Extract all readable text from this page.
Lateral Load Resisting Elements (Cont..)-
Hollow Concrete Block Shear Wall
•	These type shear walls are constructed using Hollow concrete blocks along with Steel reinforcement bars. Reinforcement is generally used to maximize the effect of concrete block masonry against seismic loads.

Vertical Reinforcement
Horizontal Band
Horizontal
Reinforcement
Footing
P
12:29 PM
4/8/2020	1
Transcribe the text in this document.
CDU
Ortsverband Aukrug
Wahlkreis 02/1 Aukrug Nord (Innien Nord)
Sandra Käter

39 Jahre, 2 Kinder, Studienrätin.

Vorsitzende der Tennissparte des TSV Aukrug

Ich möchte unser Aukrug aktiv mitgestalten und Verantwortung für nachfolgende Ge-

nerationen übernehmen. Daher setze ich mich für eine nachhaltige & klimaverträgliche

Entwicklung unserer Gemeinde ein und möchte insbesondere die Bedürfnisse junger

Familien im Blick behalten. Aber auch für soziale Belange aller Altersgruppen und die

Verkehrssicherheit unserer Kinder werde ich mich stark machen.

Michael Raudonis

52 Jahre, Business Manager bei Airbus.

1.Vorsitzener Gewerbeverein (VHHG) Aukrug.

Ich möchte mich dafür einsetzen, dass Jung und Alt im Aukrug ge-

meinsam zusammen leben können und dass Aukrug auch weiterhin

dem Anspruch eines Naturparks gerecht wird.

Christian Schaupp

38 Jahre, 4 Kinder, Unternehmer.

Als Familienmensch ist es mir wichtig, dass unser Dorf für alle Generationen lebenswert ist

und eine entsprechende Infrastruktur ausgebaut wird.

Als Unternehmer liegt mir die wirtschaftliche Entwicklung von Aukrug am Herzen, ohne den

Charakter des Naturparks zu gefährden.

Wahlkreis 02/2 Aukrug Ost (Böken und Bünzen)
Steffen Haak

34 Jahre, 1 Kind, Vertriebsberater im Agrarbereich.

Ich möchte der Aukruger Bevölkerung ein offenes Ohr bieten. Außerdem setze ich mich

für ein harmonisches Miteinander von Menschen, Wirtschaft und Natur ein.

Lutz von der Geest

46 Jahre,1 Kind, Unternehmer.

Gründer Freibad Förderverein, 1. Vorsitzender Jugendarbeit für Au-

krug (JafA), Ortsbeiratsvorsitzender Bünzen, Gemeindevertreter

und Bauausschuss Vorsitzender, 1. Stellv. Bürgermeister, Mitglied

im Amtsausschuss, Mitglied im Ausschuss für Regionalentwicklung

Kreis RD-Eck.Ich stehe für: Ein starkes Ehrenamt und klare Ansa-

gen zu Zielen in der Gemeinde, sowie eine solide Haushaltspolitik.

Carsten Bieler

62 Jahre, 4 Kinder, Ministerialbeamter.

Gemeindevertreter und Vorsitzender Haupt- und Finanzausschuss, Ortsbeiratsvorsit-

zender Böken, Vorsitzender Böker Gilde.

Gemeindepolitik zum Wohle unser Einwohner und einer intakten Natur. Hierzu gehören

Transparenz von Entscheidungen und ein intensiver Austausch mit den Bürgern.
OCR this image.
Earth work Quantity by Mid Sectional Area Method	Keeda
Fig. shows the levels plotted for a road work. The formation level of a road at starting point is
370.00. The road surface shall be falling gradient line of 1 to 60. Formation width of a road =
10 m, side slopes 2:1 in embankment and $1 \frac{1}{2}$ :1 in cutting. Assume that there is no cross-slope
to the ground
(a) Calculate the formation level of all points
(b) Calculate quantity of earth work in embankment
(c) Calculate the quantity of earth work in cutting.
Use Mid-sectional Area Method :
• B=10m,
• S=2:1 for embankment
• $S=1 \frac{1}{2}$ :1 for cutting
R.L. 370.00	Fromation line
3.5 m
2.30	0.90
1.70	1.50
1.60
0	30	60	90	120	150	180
============================================================
= WORK TO DO =
Only the number is wanted: how many lines in the data include the string "Wahlkreis"?

= FULL RESPONSE =
2